Work to do — Write out every line below that includes the word "from".

Data for processing —
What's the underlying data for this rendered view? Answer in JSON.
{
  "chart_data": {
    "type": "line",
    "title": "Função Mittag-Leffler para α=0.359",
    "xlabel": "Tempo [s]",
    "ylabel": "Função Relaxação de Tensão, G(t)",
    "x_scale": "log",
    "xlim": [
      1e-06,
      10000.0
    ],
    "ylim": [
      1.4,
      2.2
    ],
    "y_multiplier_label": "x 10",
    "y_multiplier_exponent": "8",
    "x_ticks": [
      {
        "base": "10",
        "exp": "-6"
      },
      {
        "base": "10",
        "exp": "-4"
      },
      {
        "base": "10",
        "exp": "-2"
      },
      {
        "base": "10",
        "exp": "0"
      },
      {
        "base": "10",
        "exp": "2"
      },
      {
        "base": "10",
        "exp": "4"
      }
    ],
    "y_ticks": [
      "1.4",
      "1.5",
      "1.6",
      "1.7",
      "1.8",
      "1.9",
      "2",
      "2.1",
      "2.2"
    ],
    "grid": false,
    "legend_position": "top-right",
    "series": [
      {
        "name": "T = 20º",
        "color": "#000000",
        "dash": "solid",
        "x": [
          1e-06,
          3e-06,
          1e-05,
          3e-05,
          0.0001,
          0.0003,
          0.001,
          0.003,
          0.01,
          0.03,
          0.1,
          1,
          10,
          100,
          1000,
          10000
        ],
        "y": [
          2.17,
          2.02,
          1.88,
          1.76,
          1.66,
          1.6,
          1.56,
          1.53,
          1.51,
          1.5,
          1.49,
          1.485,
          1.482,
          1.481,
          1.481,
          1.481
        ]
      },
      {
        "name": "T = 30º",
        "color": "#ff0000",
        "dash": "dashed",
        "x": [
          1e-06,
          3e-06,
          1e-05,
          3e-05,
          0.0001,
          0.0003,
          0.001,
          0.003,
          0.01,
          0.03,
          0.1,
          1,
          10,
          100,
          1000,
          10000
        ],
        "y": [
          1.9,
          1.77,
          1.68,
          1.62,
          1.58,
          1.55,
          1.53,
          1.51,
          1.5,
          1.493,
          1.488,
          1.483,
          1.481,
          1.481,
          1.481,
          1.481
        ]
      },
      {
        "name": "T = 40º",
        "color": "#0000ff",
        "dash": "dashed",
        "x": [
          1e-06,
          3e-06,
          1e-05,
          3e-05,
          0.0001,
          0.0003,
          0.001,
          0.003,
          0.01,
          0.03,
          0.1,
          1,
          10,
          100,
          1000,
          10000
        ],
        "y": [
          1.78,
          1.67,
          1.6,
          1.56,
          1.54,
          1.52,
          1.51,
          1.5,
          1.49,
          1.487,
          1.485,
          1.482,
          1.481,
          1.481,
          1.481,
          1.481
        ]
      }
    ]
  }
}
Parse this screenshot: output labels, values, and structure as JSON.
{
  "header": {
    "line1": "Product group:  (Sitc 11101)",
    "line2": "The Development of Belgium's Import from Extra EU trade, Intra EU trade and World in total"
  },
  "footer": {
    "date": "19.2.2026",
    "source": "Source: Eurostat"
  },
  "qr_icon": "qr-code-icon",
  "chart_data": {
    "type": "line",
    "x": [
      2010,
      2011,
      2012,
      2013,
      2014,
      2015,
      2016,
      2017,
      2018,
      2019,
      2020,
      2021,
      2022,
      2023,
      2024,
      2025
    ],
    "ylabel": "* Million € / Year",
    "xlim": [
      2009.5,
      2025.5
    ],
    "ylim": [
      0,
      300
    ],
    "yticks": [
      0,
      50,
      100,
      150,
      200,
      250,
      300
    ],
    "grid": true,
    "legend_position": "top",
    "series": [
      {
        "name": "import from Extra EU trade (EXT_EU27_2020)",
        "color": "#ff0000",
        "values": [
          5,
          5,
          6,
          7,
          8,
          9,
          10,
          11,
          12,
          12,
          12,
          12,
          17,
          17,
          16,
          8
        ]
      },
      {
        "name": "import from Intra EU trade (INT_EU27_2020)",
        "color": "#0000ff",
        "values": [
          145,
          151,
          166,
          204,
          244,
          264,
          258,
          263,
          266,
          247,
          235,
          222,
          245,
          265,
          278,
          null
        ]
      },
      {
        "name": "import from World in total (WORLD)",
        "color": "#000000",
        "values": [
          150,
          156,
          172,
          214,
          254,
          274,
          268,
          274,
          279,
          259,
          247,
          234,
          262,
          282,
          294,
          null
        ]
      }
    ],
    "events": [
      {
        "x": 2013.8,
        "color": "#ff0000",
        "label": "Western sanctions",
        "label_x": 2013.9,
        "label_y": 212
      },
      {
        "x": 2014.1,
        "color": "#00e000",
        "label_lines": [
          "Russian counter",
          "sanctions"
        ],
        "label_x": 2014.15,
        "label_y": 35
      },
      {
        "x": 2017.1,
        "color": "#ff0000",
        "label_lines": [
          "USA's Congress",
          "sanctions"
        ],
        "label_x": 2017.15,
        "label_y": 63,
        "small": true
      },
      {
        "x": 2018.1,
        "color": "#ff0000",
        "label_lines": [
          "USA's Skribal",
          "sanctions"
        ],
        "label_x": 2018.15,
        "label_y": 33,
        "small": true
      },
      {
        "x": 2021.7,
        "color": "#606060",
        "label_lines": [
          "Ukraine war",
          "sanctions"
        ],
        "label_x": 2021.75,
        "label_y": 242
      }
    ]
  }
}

--

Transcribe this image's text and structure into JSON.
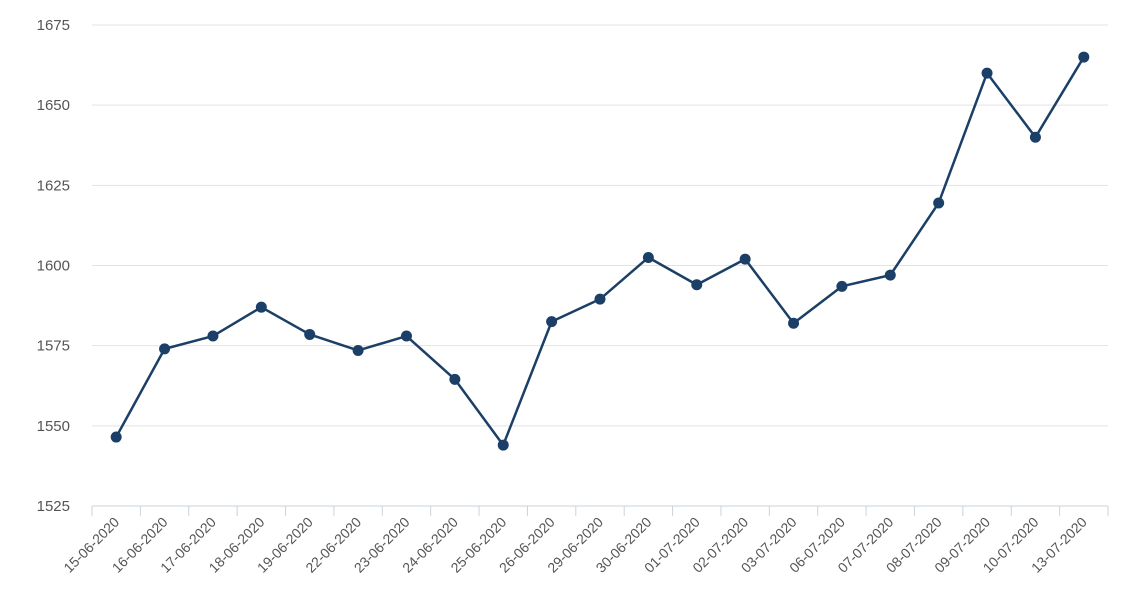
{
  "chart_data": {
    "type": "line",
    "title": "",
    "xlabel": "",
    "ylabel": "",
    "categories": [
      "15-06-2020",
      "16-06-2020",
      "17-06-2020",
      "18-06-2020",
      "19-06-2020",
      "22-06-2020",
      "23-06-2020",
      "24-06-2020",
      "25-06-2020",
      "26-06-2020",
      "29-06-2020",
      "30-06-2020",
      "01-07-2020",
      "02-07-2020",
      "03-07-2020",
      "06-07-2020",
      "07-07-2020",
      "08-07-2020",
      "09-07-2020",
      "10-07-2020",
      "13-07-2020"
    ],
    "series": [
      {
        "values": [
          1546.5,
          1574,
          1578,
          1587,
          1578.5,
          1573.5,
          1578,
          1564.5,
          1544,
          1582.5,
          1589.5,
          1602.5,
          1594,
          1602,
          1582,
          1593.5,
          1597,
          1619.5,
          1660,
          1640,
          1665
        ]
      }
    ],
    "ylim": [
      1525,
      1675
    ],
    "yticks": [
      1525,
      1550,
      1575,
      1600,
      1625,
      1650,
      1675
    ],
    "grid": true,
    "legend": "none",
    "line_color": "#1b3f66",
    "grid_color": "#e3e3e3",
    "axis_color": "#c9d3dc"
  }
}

* * *

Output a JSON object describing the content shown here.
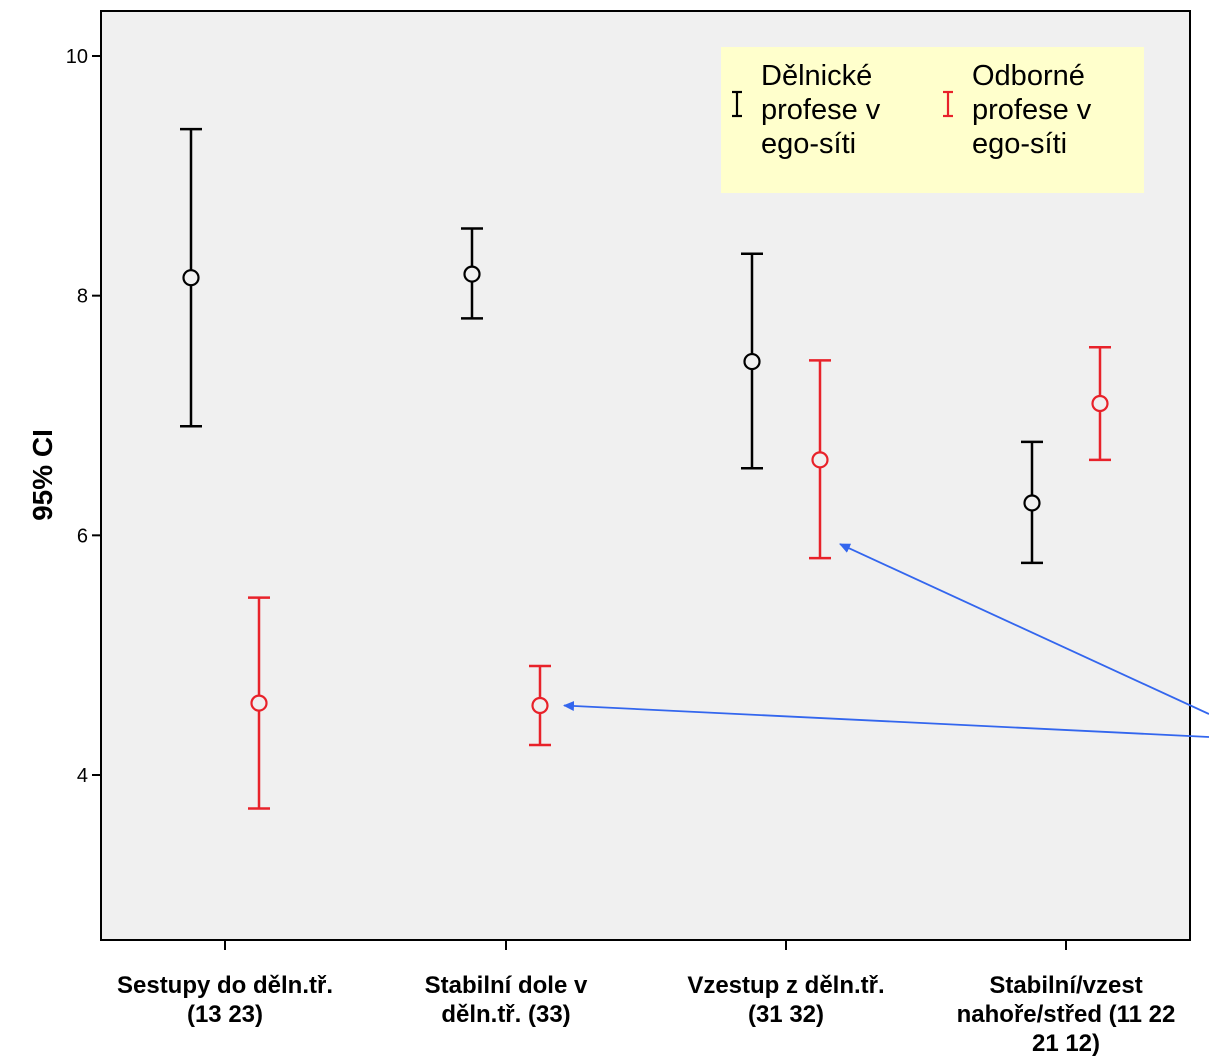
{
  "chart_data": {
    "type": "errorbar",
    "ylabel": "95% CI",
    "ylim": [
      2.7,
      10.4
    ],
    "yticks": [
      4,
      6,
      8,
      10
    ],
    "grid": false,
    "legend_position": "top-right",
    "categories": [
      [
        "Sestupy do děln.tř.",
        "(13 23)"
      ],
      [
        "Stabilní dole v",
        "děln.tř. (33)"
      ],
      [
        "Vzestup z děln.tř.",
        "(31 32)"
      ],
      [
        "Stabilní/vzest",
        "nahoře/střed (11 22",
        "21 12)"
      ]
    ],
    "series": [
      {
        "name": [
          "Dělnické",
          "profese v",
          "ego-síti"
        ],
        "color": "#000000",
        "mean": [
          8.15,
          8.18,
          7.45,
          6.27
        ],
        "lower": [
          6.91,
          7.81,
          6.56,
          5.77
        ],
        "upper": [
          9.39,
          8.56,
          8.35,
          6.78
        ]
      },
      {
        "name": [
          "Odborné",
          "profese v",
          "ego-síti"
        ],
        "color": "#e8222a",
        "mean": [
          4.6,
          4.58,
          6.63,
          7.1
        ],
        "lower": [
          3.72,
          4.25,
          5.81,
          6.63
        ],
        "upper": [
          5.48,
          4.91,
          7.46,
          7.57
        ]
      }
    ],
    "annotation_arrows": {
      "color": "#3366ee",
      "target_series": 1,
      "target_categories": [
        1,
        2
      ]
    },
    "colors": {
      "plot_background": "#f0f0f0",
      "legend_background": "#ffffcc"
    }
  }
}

Response to this exercise —
    "line2": "The Development of Belgium's Import from Extra EU trade, Intra EU trade and World in total"
        "name": "import from Extra EU trade (EXT_EU27_2020)",
        "name": "import from Intra EU trade (INT_EU27_2020)",
        "name": "import from World in total (WORLD)",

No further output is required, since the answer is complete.